Records for this exercise -
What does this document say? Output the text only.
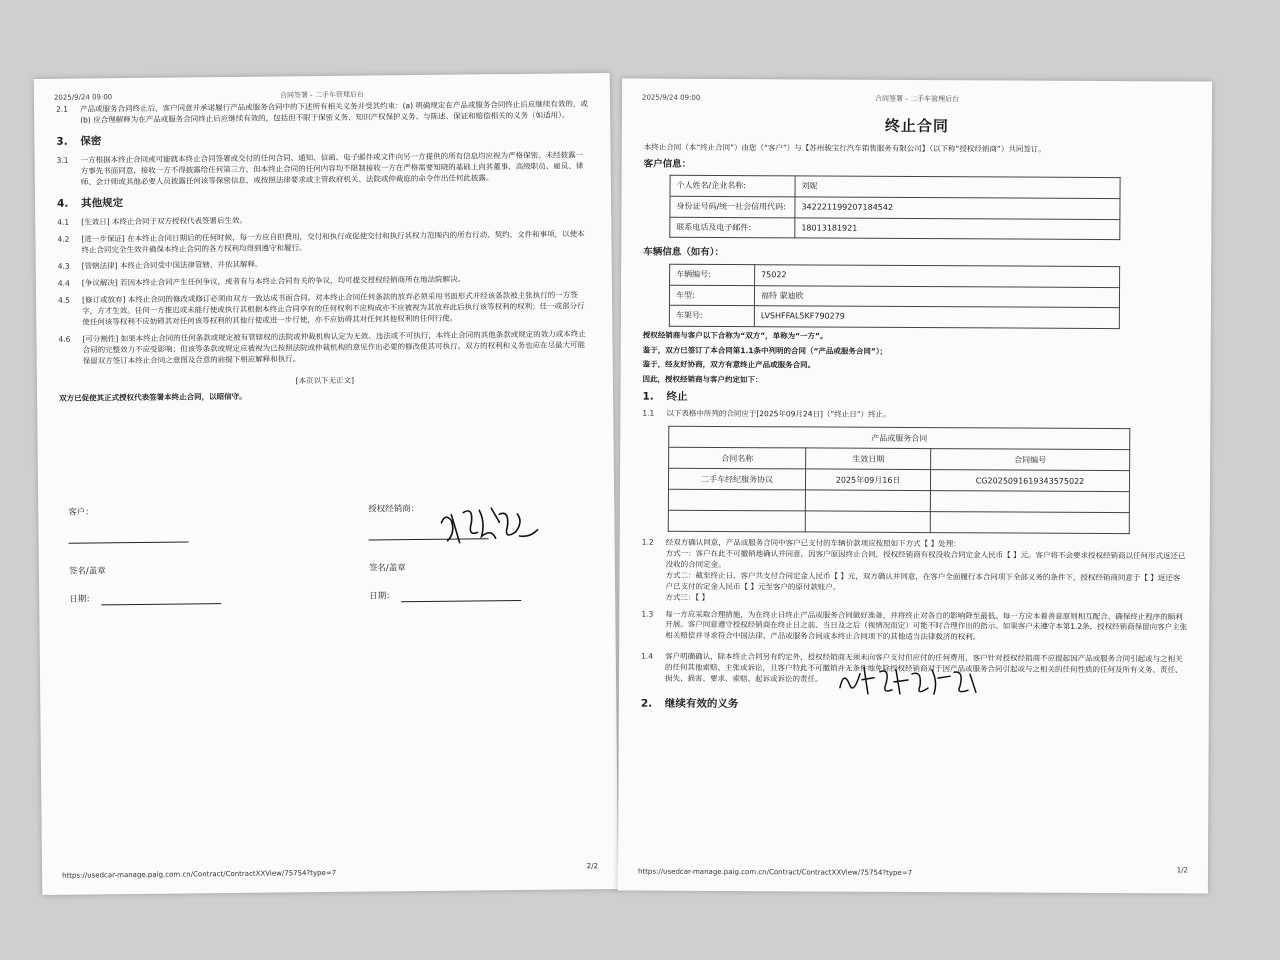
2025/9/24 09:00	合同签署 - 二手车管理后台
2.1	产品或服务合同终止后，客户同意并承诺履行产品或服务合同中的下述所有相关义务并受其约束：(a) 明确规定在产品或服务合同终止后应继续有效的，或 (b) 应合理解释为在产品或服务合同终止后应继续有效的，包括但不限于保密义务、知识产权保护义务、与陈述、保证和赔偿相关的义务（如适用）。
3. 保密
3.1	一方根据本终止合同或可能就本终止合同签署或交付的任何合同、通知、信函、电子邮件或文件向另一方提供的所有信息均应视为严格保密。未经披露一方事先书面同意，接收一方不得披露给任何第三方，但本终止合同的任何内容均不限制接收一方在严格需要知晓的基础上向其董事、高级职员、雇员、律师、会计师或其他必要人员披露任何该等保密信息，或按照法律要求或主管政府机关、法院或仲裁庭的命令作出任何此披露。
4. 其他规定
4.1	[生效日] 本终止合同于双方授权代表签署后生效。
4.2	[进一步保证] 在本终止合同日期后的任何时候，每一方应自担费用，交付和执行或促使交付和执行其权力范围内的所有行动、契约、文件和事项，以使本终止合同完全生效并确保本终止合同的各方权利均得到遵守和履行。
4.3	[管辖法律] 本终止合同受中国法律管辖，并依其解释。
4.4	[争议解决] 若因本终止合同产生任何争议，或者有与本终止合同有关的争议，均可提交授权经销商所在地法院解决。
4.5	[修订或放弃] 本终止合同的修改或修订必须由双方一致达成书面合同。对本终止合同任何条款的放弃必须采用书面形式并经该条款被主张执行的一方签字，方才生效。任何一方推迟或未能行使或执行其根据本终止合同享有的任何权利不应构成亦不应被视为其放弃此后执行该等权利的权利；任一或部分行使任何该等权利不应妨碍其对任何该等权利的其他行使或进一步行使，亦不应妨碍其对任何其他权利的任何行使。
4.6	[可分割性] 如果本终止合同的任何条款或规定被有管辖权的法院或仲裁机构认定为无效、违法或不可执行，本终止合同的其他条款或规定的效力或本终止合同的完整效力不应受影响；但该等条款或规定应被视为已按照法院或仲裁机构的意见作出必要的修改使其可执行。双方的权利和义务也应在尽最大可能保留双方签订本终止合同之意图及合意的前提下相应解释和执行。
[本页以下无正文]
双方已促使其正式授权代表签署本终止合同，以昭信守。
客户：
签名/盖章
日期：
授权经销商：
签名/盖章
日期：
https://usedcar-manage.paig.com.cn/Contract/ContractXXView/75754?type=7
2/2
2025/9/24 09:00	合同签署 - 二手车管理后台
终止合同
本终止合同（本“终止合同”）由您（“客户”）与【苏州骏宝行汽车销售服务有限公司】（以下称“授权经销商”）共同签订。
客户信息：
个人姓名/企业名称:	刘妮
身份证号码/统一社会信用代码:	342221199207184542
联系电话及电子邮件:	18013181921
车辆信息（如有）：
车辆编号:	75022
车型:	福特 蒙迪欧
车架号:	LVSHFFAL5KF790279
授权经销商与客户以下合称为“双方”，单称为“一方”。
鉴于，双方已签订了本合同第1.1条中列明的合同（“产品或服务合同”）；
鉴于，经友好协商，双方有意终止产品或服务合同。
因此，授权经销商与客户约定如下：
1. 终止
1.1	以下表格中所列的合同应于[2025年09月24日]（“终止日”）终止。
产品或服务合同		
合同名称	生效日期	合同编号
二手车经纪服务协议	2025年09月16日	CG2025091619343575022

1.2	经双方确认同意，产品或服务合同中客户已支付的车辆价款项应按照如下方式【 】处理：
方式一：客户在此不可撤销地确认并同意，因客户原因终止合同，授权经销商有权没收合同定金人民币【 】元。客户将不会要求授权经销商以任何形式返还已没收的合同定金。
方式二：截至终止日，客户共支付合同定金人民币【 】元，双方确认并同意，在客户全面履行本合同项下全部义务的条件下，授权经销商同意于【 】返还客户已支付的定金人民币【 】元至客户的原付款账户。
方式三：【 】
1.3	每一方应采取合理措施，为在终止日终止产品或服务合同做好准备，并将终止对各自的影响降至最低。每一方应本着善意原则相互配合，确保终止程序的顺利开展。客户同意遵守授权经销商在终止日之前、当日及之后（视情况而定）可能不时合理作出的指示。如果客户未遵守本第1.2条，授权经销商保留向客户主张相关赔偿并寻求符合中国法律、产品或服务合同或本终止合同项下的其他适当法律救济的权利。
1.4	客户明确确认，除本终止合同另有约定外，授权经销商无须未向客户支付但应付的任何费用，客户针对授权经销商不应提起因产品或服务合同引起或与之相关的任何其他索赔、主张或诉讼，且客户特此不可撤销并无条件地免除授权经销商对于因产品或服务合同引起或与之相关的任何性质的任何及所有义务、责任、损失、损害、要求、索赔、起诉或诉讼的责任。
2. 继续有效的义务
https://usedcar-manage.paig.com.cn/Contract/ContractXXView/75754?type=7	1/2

* * *

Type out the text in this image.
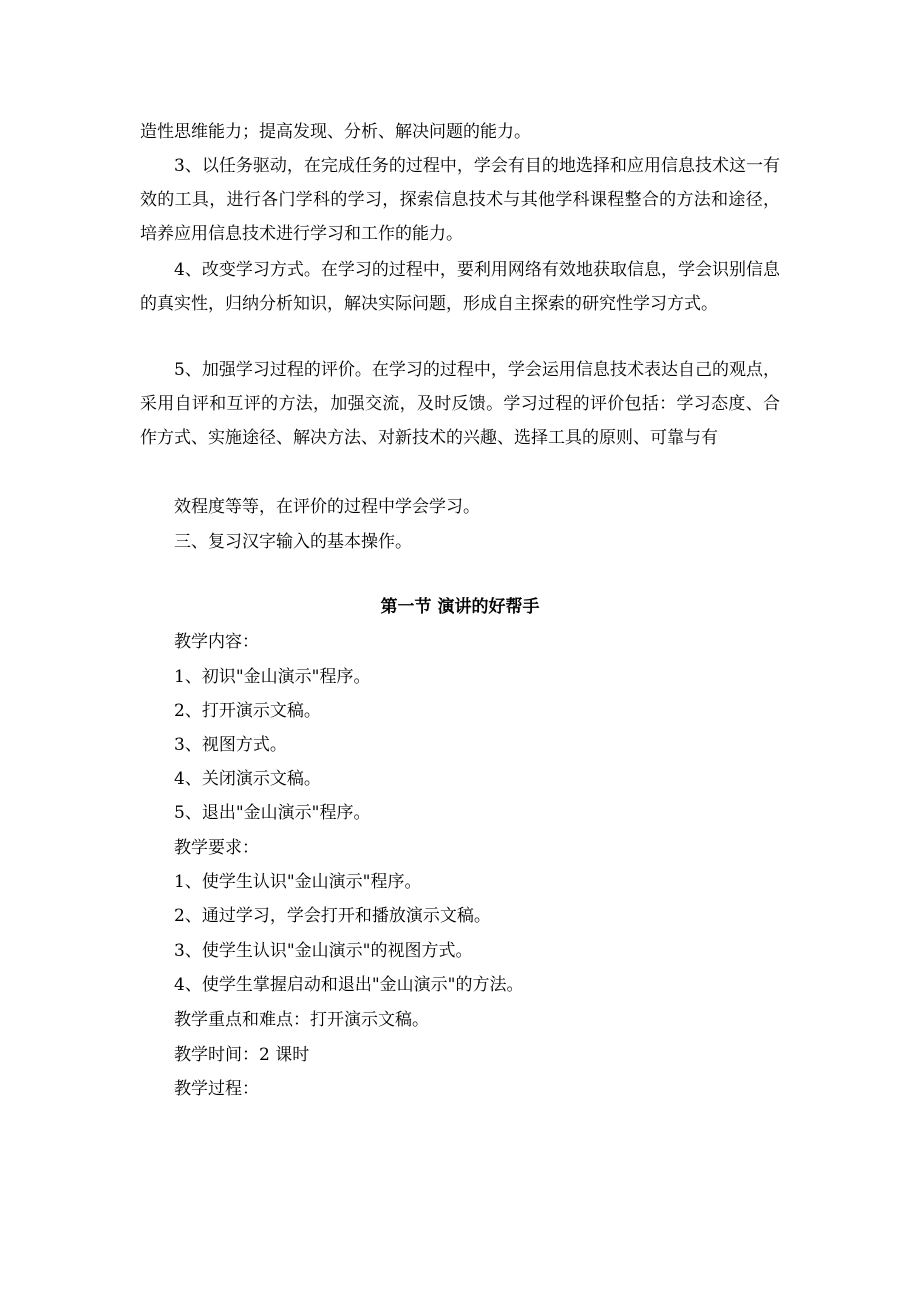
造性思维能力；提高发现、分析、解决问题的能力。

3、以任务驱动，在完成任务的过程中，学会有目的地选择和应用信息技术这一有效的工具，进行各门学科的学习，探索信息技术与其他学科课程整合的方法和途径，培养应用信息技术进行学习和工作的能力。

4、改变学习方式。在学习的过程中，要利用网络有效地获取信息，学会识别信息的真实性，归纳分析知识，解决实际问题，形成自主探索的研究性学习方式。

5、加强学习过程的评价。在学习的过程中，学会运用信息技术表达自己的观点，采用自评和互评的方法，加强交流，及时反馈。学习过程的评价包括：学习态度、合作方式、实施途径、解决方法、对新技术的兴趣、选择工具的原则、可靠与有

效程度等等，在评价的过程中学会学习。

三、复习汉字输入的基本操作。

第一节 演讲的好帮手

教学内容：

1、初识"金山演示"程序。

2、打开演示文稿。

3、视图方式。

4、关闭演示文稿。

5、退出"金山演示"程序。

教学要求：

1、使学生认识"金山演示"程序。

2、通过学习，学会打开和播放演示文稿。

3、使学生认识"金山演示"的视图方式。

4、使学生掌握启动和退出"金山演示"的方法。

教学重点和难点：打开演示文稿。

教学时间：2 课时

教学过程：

---

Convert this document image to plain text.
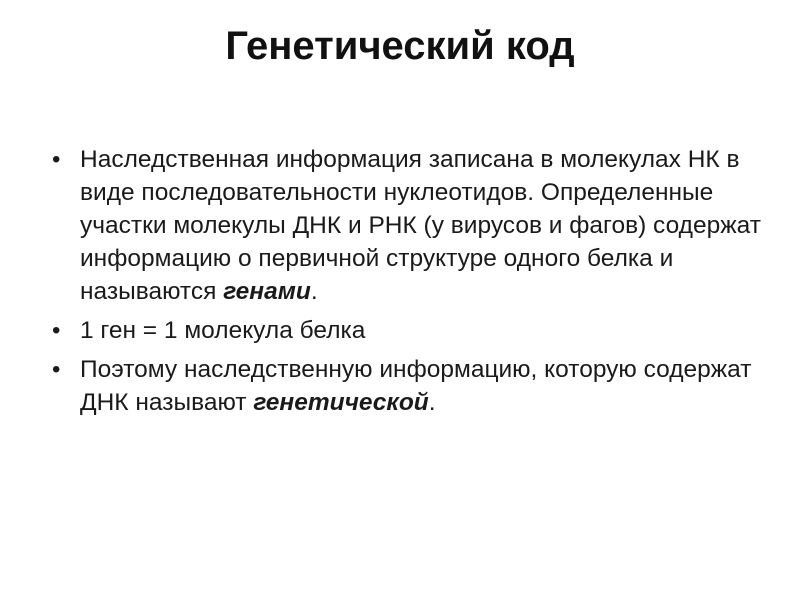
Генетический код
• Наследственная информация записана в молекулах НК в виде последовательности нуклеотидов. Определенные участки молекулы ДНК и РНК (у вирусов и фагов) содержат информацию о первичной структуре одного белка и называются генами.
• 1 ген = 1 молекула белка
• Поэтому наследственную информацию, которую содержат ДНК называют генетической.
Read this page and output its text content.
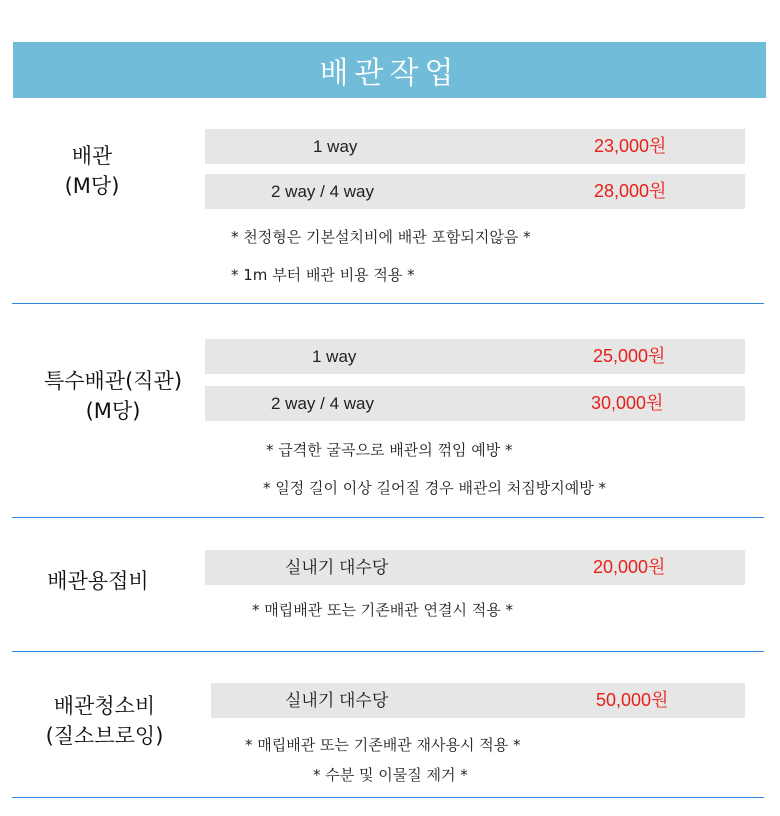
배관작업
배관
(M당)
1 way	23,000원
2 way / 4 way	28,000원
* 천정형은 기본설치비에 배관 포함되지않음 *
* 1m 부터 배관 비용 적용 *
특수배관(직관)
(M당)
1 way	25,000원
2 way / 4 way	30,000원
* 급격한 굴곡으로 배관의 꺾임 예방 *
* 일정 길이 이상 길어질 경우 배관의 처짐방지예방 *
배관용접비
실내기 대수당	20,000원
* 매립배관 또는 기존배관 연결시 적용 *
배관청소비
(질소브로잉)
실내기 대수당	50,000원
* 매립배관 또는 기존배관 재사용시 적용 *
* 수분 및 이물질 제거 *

Task -
Scan the data above and copy every line with "содержат" in it.

Exercise solution -
• Наследственная информация записана в молекулах НК в виде последовательности нуклеотидов. Определенные участки молекулы ДНК и РНК (у вирусов и фагов) содержат информацию о первичной структуре одного белка и называются генами.
• Поэтому наследственную информацию, которую содержат ДНК называют генетической.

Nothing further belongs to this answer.